> [Element data from apps and pages]
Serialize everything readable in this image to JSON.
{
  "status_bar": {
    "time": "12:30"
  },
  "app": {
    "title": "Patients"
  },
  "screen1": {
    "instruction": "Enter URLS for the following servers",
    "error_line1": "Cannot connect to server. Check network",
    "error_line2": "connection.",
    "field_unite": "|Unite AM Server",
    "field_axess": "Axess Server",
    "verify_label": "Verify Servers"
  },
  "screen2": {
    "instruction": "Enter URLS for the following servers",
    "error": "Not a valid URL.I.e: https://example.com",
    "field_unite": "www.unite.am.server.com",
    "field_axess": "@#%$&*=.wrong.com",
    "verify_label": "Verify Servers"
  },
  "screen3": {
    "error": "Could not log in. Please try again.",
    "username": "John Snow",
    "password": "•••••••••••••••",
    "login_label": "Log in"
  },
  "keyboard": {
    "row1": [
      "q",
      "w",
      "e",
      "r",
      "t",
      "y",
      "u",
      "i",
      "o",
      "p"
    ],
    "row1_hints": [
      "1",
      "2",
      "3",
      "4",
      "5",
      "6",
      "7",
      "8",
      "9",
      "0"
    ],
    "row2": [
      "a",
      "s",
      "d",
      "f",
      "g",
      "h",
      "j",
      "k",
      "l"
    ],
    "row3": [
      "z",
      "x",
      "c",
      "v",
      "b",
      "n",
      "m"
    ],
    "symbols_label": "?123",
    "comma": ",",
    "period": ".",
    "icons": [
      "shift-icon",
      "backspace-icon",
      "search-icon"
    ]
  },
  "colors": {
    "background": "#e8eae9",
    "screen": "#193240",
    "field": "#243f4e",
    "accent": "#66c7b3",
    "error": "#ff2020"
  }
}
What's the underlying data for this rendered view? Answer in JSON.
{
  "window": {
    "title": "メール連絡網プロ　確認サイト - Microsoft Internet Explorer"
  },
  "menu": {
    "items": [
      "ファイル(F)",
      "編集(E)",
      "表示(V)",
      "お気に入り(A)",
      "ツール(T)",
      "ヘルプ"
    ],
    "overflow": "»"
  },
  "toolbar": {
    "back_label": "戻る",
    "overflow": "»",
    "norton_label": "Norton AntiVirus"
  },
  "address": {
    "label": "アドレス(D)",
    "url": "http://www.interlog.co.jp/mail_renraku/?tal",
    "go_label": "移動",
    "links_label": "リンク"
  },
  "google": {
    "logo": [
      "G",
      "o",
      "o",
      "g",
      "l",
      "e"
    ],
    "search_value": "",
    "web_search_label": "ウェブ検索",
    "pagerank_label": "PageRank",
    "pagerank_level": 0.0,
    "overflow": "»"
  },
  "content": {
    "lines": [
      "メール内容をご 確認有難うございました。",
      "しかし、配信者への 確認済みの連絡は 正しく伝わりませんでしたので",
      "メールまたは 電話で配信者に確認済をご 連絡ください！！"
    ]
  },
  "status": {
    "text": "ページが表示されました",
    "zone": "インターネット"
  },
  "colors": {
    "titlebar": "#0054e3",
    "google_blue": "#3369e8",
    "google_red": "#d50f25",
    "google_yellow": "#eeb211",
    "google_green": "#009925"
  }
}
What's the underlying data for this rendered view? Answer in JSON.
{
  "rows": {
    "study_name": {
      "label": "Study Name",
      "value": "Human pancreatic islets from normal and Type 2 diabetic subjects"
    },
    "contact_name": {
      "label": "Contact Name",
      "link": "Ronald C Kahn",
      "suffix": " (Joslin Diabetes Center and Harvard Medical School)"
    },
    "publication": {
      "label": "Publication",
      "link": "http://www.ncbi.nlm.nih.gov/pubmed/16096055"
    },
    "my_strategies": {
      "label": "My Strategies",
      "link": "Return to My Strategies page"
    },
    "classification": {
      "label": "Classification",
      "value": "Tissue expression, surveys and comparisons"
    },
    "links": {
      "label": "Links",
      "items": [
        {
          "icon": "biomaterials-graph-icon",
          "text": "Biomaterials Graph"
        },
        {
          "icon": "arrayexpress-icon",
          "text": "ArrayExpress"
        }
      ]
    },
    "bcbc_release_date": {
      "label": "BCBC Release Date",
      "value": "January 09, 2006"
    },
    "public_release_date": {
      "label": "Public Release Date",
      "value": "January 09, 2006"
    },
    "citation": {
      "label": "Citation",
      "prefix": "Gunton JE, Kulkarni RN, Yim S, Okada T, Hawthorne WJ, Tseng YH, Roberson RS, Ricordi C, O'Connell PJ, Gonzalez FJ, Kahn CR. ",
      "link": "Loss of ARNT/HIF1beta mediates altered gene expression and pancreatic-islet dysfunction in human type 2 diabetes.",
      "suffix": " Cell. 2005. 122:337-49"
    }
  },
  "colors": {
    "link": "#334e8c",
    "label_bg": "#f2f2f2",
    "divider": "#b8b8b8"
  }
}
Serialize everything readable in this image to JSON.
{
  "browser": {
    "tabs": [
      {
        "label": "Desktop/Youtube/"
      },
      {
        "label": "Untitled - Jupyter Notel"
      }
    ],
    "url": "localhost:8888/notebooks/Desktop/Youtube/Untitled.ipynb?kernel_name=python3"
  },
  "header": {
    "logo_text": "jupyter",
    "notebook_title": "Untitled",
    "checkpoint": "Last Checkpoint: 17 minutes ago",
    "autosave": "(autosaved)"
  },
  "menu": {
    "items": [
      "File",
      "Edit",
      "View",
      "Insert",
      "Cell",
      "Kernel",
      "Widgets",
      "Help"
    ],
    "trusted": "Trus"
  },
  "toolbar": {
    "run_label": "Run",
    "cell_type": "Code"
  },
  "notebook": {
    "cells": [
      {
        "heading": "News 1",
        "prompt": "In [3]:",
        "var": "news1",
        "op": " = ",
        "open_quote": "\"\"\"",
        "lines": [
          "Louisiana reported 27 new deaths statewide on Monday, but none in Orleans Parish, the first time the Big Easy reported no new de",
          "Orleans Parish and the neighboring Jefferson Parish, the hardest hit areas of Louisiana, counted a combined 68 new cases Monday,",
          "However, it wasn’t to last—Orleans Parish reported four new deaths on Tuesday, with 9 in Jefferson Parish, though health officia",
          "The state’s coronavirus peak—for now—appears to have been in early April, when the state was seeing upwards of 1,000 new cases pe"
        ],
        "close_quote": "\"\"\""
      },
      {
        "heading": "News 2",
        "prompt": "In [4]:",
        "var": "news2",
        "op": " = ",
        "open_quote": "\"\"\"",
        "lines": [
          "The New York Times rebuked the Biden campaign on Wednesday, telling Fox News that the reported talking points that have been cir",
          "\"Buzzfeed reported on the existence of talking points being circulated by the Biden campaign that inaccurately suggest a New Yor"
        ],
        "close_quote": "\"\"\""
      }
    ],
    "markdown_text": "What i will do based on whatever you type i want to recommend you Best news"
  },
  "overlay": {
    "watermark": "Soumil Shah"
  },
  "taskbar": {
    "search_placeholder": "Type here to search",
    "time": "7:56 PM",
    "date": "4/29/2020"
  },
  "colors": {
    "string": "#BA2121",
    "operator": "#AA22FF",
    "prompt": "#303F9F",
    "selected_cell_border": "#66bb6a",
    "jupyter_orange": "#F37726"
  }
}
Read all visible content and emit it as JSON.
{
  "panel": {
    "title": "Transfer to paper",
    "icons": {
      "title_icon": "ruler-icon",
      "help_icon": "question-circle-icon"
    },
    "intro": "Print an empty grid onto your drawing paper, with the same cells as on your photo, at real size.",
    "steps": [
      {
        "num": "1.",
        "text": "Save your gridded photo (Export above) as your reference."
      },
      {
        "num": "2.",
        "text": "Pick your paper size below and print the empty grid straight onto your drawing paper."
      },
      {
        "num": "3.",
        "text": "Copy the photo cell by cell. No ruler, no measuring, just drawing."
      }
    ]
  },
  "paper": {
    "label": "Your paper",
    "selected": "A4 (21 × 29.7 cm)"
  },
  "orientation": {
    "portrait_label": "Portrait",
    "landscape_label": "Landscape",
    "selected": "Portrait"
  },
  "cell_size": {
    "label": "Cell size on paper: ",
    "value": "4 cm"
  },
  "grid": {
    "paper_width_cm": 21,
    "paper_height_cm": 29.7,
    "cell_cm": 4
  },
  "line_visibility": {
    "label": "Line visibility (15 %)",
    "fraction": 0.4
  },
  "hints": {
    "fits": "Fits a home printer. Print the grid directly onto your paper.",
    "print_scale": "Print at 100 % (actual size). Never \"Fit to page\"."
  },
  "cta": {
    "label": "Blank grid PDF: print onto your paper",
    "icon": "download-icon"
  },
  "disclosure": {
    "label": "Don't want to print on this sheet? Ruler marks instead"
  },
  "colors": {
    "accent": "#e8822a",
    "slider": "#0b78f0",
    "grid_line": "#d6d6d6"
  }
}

> [ABOUT THIS TASK]
The answer must consist of each line from the entries that contains the string "deaths".

> [ANSWER TO THE EXERCISE]
          "Louisiana reported 27 new deaths statewide on Monday, but none in Orleans Parish, the first time the Big Easy reported no new de",
          "However, it wasn’t to last—Orleans Parish reported four new deaths on Tuesday, with 9 in Jefferson Parish, though health officia",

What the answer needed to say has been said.